┌────────

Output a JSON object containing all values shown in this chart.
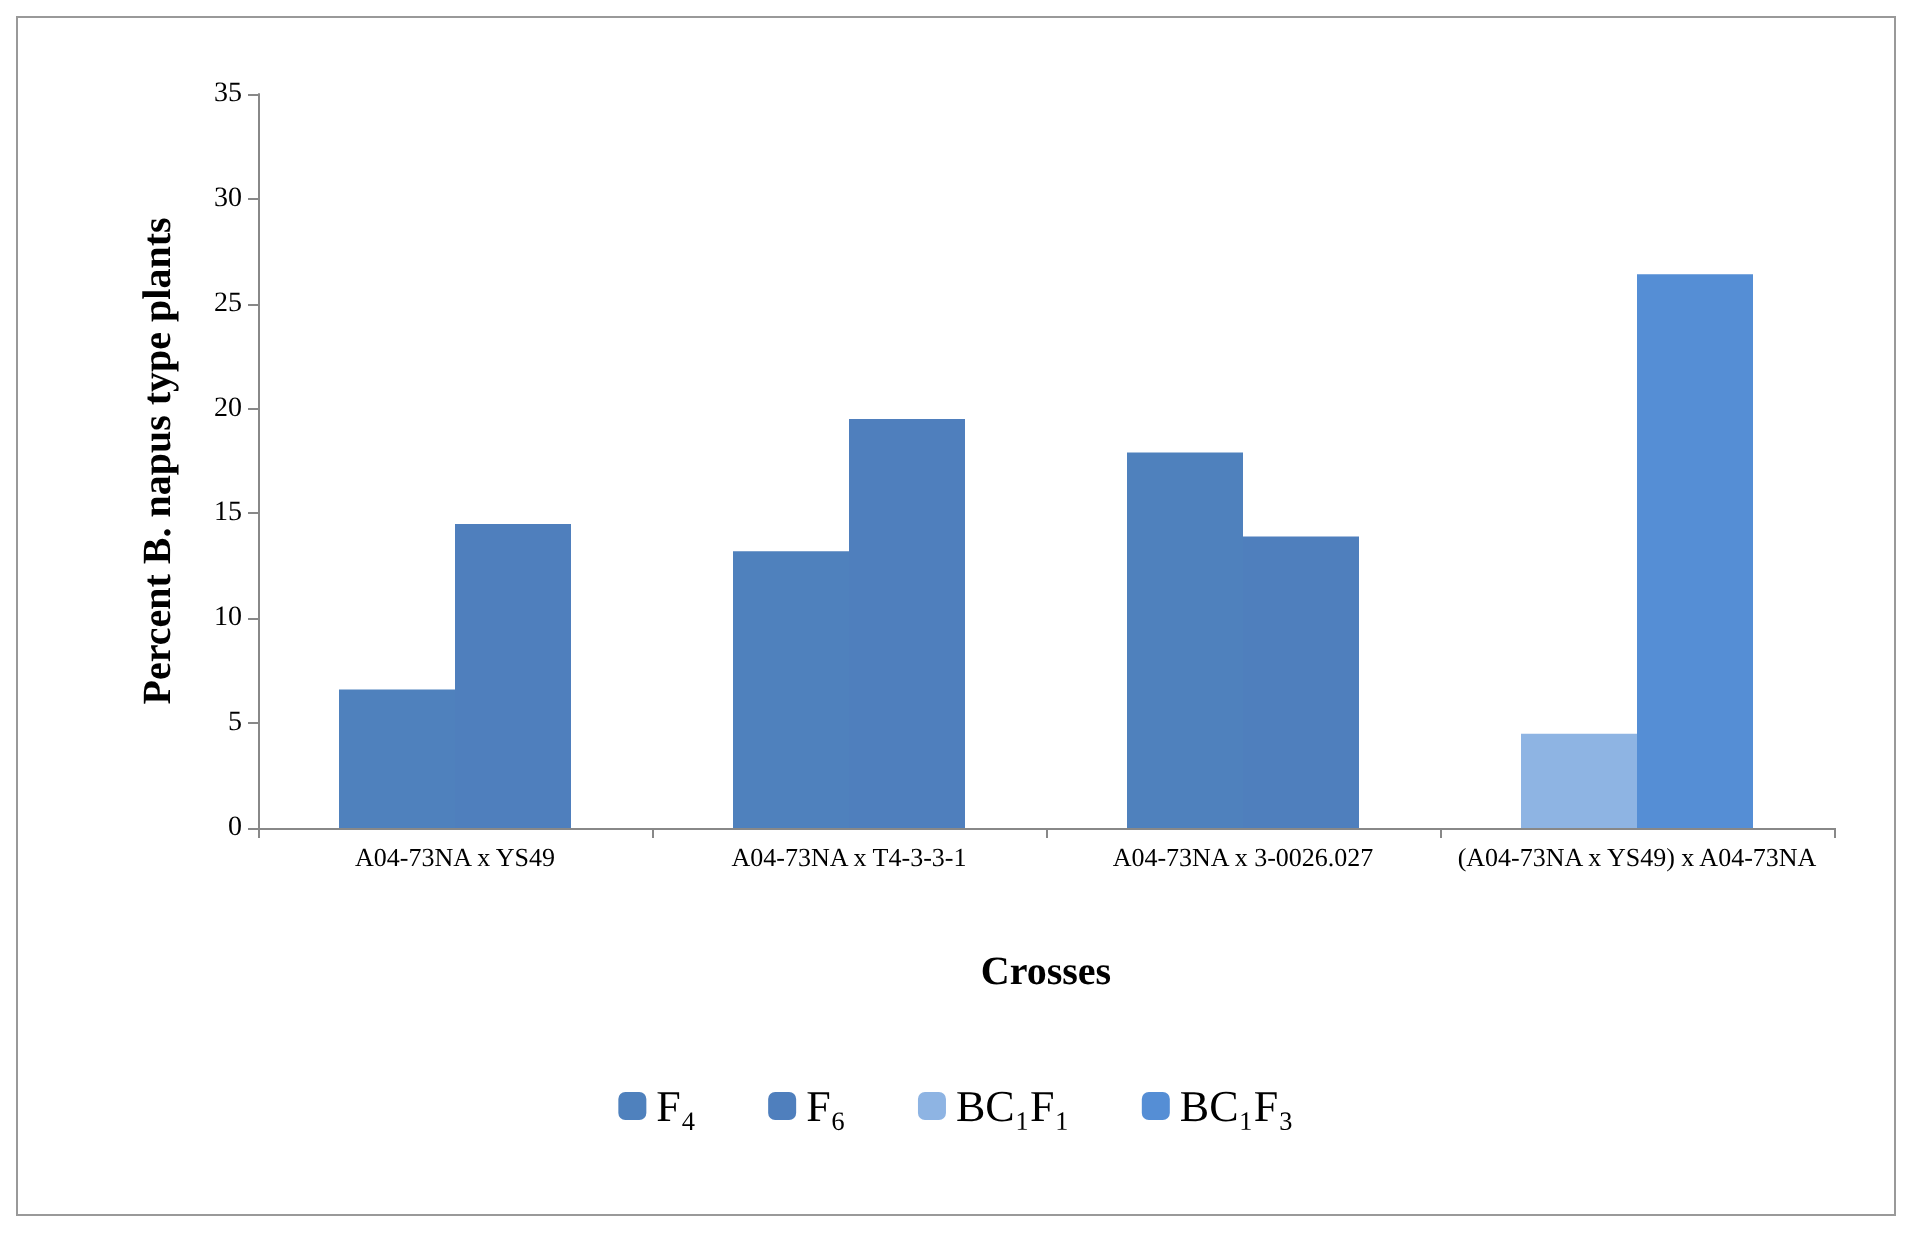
{
  "chart_data": {
    "type": "bar",
    "xlabel": "Crosses",
    "ylabel": "Percent B. napus type plants",
    "categories": [
      "A04-73NA x YS49",
      "A04-73NA x T4-3-3-1",
      "A04-73NA x 3-0026.027",
      "(A04-73NA x YS49) x A04-73NA"
    ],
    "series": [
      {
        "name": "F₄",
        "color": "#4f81bd",
        "values": [
          6.6,
          13.2,
          17.9,
          null
        ]
      },
      {
        "name": "F₆",
        "color": "#4f7fbd",
        "values": [
          14.5,
          19.5,
          13.9,
          null
        ]
      },
      {
        "name": "BC₁F₁",
        "color": "#8eb4e3",
        "values": [
          null,
          null,
          null,
          4.5
        ]
      },
      {
        "name": "BC₁F₃",
        "color": "#558ed5",
        "values": [
          null,
          null,
          null,
          26.4
        ]
      }
    ],
    "ylim": [
      0,
      35
    ],
    "yticks": [
      0,
      5,
      10,
      15,
      20,
      25,
      30,
      35
    ],
    "grid": false,
    "legend": "bottom"
  }
}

└────────

- **Directions for this task**:
Transcribe all the data word for word; the images stay out.

- **Response**:
Output a JSON object containing all values shown in this chart.
{
  "chart_data": {
    "type": "bar",
    "xlabel": "Crosses",
    "ylabel": "Percent B. napus type plants",
    "categories": [
      "A04-73NA x YS49",
      "A04-73NA x T4-3-3-1",
      "A04-73NA x 3-0026.027",
      "(A04-73NA x YS49) x A04-73NA"
    ],
    "series": [
      {
        "name": "F₄",
        "color": "#4f81bd",
        "values": [
          6.6,
          13.2,
          17.9,
          null
        ]
      },
      {
        "name": "F₆",
        "color": "#4f7fbd",
        "values": [
          14.5,
          19.5,
          13.9,
          null
        ]
      },
      {
        "name": "BC₁F₁",
        "color": "#8eb4e3",
        "values": [
          null,
          null,
          null,
          4.5
        ]
      },
      {
        "name": "BC₁F₃",
        "color": "#558ed5",
        "values": [
          null,
          null,
          null,
          26.4
        ]
      }
    ],
    "ylim": [
      0,
      35
    ],
    "yticks": [
      0,
      5,
      10,
      15,
      20,
      25,
      30,
      35
    ],
    "grid": false,
    "legend": "bottom"
  }
}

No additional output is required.